▶ _Input for this task_
───

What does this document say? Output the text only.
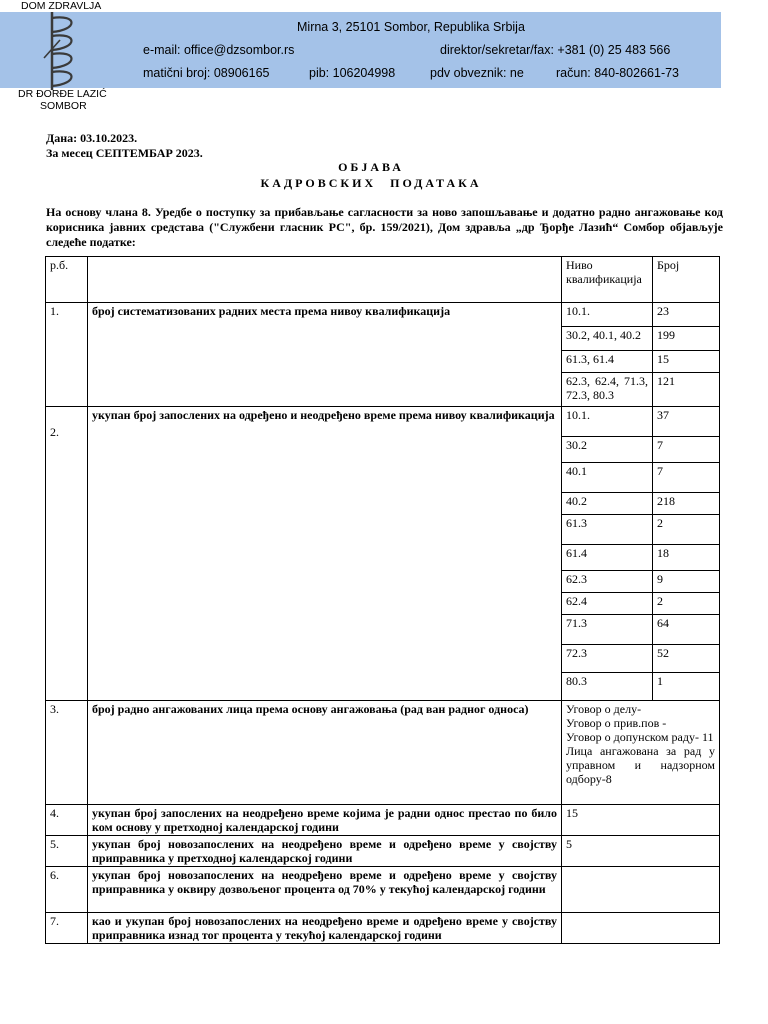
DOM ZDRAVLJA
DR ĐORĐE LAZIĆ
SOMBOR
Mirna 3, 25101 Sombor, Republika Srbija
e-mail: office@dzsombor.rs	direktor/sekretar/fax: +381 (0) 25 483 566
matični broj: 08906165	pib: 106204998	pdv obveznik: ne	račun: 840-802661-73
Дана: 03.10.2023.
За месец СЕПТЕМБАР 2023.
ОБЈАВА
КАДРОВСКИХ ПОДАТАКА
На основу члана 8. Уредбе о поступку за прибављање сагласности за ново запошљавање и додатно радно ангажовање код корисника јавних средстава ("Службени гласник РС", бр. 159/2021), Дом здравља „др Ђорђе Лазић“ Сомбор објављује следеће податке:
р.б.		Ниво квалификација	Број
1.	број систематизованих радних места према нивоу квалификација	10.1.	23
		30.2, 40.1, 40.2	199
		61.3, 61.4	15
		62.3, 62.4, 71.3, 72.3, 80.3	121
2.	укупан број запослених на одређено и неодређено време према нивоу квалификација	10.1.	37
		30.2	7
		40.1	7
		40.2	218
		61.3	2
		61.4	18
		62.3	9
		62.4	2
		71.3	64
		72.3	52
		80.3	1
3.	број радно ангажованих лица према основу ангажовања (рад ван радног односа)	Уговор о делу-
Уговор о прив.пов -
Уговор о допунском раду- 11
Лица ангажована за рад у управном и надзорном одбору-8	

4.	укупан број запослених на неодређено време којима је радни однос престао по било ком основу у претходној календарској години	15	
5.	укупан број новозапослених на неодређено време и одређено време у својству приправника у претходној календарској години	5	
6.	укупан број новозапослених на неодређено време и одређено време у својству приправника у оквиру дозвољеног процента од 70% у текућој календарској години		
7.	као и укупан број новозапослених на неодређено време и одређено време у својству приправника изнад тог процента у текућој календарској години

───

▶ _Instructions to follow_
What is the number of lines above that contain the string "време"? Answer with the number alone.

▶ _Output for this exercise_
5